*What is asked*.
Copy every line in which the string "Dipl" occurs.

Data records:
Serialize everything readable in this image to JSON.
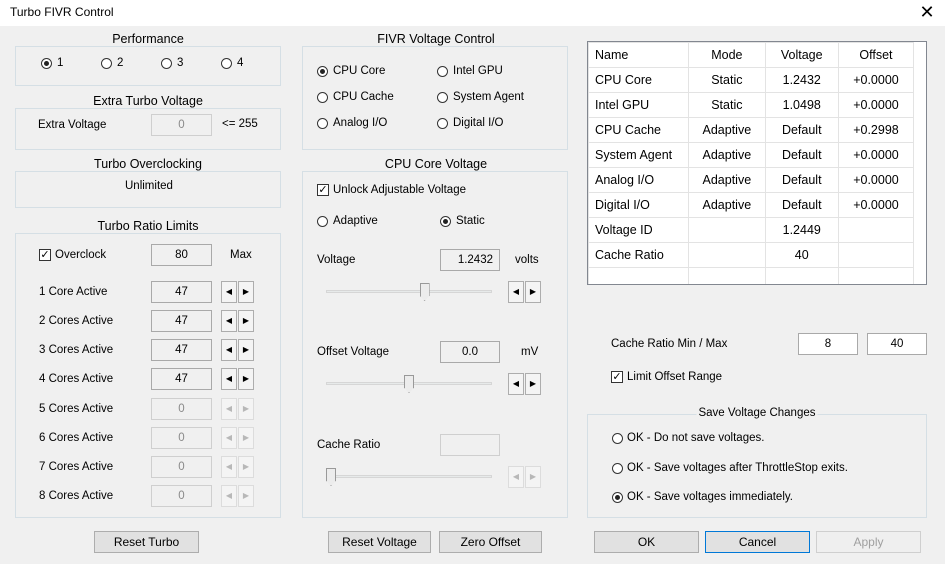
{
  "window": {
    "title": "Turbo FIVR Control",
    "close_glyph": "✕"
  },
  "performance": {
    "title": "Performance",
    "options": [
      {
        "label": "1",
        "selected": true
      },
      {
        "label": "2",
        "selected": false
      },
      {
        "label": "3",
        "selected": false
      },
      {
        "label": "4",
        "selected": false
      }
    ]
  },
  "extra_turbo": {
    "title": "Extra Turbo Voltage",
    "label": "Extra Voltage",
    "value": "0",
    "note": "<= 255"
  },
  "turbo_overclocking": {
    "title": "Turbo Overclocking",
    "status": "Unlimited"
  },
  "turbo_ratio": {
    "title": "Turbo Ratio Limits",
    "overclock_label": "Overclock",
    "overclock_checked": true,
    "overclock_value": "80",
    "max_label": "Max",
    "rows": [
      {
        "label": "1 Core Active",
        "value": "47",
        "enabled": true
      },
      {
        "label": "2 Cores Active",
        "value": "47",
        "enabled": true
      },
      {
        "label": "3 Cores Active",
        "value": "47",
        "enabled": true
      },
      {
        "label": "4 Cores Active",
        "value": "47",
        "enabled": true
      },
      {
        "label": "5 Cores Active",
        "value": "0",
        "enabled": false
      },
      {
        "label": "6 Cores Active",
        "value": "0",
        "enabled": false
      },
      {
        "label": "7 Cores Active",
        "value": "0",
        "enabled": false
      },
      {
        "label": "8 Cores Active",
        "value": "0",
        "enabled": false
      }
    ],
    "reset_button": "Reset Turbo"
  },
  "fivr": {
    "title": "FIVR Voltage Control",
    "options": [
      {
        "label": "CPU Core",
        "selected": true
      },
      {
        "label": "Intel GPU",
        "selected": false
      },
      {
        "label": "CPU Cache",
        "selected": false
      },
      {
        "label": "System Agent",
        "selected": false
      },
      {
        "label": "Analog I/O",
        "selected": false
      },
      {
        "label": "Digital I/O",
        "selected": false
      }
    ]
  },
  "core_voltage": {
    "title": "CPU Core Voltage",
    "unlock_label": "Unlock Adjustable Voltage",
    "unlock_checked": true,
    "mode_adaptive": "Adaptive",
    "mode_static": "Static",
    "mode_selected": "Static",
    "voltage_label": "Voltage",
    "voltage_value": "1.2432",
    "voltage_unit": "volts",
    "offset_label": "Offset Voltage",
    "offset_value": "0.0",
    "offset_unit": "mV",
    "cache_label": "Cache Ratio",
    "cache_value": "",
    "voltage_slider_level": 0.6,
    "offset_slider_level": 0.5,
    "cache_slider_level": 0.0
  },
  "buttons": {
    "reset_voltage": "Reset Voltage",
    "zero_offset": "Zero Offset",
    "ok": "OK",
    "cancel": "Cancel",
    "apply": "Apply"
  },
  "status_table": {
    "headers": [
      "Name",
      "Mode",
      "Voltage",
      "Offset"
    ],
    "rows": [
      [
        "CPU Core",
        "Static",
        "1.2432",
        "+0.0000"
      ],
      [
        "Intel GPU",
        "Static",
        "1.0498",
        "+0.0000"
      ],
      [
        "CPU Cache",
        "Adaptive",
        "Default",
        "+0.2998"
      ],
      [
        "System Agent",
        "Adaptive",
        "Default",
        "+0.0000"
      ],
      [
        "Analog I/O",
        "Adaptive",
        "Default",
        "+0.0000"
      ],
      [
        "Digital I/O",
        "Adaptive",
        "Default",
        "+0.0000"
      ],
      [
        "Voltage ID",
        "",
        "1.2449",
        ""
      ],
      [
        "Cache Ratio",
        "",
        "40",
        ""
      ],
      [
        "",
        "",
        "",
        ""
      ]
    ]
  },
  "cache_ratio_minmax": {
    "label": "Cache Ratio Min / Max",
    "min": "8",
    "max": "40"
  },
  "limit_offset": {
    "label": "Limit Offset Range",
    "checked": true
  },
  "save_changes": {
    "title": "Save Voltage Changes",
    "options": [
      {
        "label": "OK - Do not save voltages.",
        "selected": false
      },
      {
        "label": "OK - Save voltages after ThrottleStop exits.",
        "selected": false
      },
      {
        "label": "OK - Save voltages immediately.",
        "selected": true
      }
    ]
  },
  "icons": {
    "left_arrow": "◀",
    "right_arrow": "▶",
    "check": "✓"
  }
}
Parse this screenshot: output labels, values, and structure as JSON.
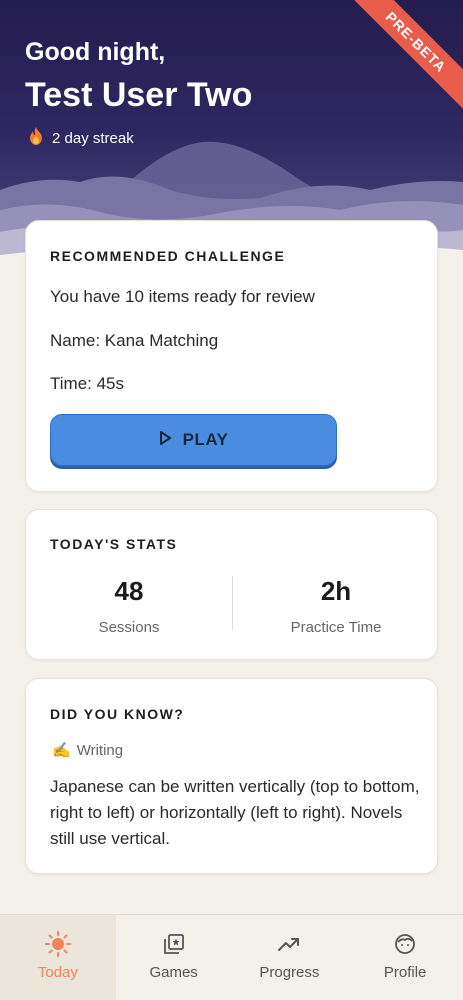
{
  "header": {
    "greeting": "Good night,",
    "user_name": "Test User Two",
    "streak_text": "2 day streak",
    "ribbon_label": "PRE-BETA",
    "icons": {
      "streak": "flame-icon"
    }
  },
  "recommended": {
    "title": "RECOMMENDED CHALLENGE",
    "review_text": "You have 10 items ready for review",
    "name_text": "Name: Kana Matching",
    "time_text": "Time: 45s",
    "play_label": "PLAY",
    "icons": {
      "play": "play-icon"
    }
  },
  "stats": {
    "title": "TODAY'S STATS",
    "items": [
      {
        "value": "48",
        "label": "Sessions"
      },
      {
        "value": "2h",
        "label": "Practice Time"
      }
    ]
  },
  "did_you_know": {
    "title": "DID YOU KNOW?",
    "category": "Writing",
    "category_icon": "✍️",
    "body": "Japanese can be written vertically (top to bottom, right to left) or horizontally (left to right). Novels still use vertical."
  },
  "nav": {
    "items": [
      {
        "label": "Today",
        "icon": "sun-icon",
        "active": true
      },
      {
        "label": "Games",
        "icon": "games-icon",
        "active": false
      },
      {
        "label": "Progress",
        "icon": "trend-icon",
        "active": false
      },
      {
        "label": "Profile",
        "icon": "face-icon",
        "active": false
      }
    ]
  },
  "colors": {
    "accent": "#f0845c",
    "play_button": "#4a8de0",
    "ribbon": "#e85d4a",
    "hero_top": "#241d4f"
  }
}
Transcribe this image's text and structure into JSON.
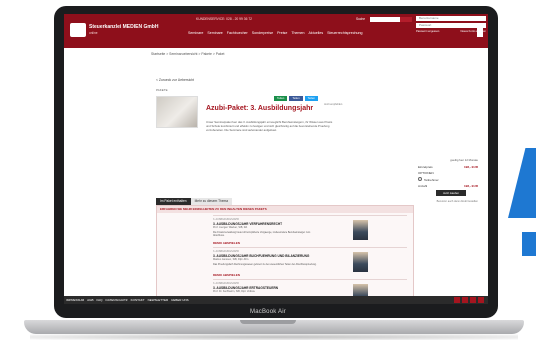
{
  "laptop": {
    "brand": "MacBook Air"
  },
  "header": {
    "logo_name": "Steuerkanzlei MEDIEN GmbH",
    "logo_sub": "online",
    "hotline": "KUNDENSERVICE: 028 - 20 99 36 72",
    "nav": [
      "Seminare",
      "Seminare",
      "Fachbuecher",
      "Sonderpreise",
      "Preise",
      "Themen",
      "Aktuelles",
      "Steuerrechtsprechung"
    ],
    "search_label": "Suche",
    "login_user": "Benutzername",
    "login_pass": "Passwort",
    "login_links": [
      "Passwort vergessen",
      "Neues Konto erstellen"
    ]
  },
  "breadcrumb": "Startseite > Seminaruebersicht > Pakete > Paket",
  "content": {
    "back_link": "< Zurueck zur Uebersicht",
    "small_title": "PAKETE",
    "share": [
      "Teilen",
      "Teilen",
      "Teilen"
    ],
    "share_note": "Jetzt empfehlen",
    "product_title": "Azubi-Paket: 3. Ausbildungsjahr",
    "description": "Unser Seminarpaket fuer das 3. Ausbildungsjahr ermoeglicht Berufseinsteigern, ihr Wissen aus Praxis und Schule kombiniert und effektiv zu festigen und sich gleichzeitig auf die bevorstehende Pruefung vorzubereiten. Die Seminare sind aufeinander aufgebaut.",
    "side": {
      "valid": "gueltig fuer 12 Monate",
      "price_label": "Einzelpreis",
      "price_value": "198,- EUR",
      "options_label": "OPTIONEN",
      "option_1": "Teilnehmer",
      "qty_label": "Anzahl",
      "total": "198,- EUR",
      "cart_button": "Jetzt kaufen",
      "notice": "Benutzer auch dann direkt bestellen"
    },
    "tabs": [
      "Im Paket enthalten",
      "Mehr zu diesem Thema"
    ],
    "panel_title": "ERFAHREN SIE MEHR EINZELHEITEN ZU DEN INHALTEN DIESES PAKETS",
    "modules": [
      {
        "category": "3. AUSBILDUNGSJAHR",
        "title": "3. AUSBILDUNGSJAHR VERFAHRENSRECHT",
        "author": "Prof. Juergen Wacker, StB, RA",
        "text": "Die Finanzverwaltung bietet oft komplizierte Vorgaenge, insbesondere Berufseinsteiger zum Abschluss.",
        "demo": "DEMO ABSPIELEN"
      },
      {
        "category": "3. AUSBILDUNGSJAHR",
        "title": "3. AUSBILDUNGSJAHR BUCHFUEHRUNG UND BILANZIERUNG",
        "author": "Markus Janssen, StB, Dipl.-Kfm.",
        "text": "Das Pruefungsfach Rechnungswesen gehoert zu den wesentlichen Teilen der Abschlusspruefung.",
        "demo": "DEMO ABSPIELEN"
      },
      {
        "category": "3. AUSBILDUNGSJAHR",
        "title": "3. AUSBILDUNGSJAHR ERTRAGSTEUERN",
        "author": "Prof. Dr. Kai Buehn, StB, Dipl. Volksw.",
        "text": "",
        "demo": ""
      }
    ]
  },
  "footer": {
    "links": [
      "IMPRESSUM",
      "AGB",
      "FAQ",
      "DATENSCHUTZ",
      "KONTAKT",
      "NEWSLETTER",
      "UEBER UNS"
    ],
    "social": [
      "youtube-icon",
      "facebook-icon",
      "xing-icon",
      "rss-icon"
    ]
  },
  "colors": {
    "brand": "#8e0f1b",
    "accent": "#a5151f",
    "deco": "#1e78d2"
  }
}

*Solution for this exercise*.
        "author": "Markus Janssen, StB, Dipl.-Kfm.",
        "author": "Prof. Dr. Kai Buehn, StB, Dipl. Volksw.",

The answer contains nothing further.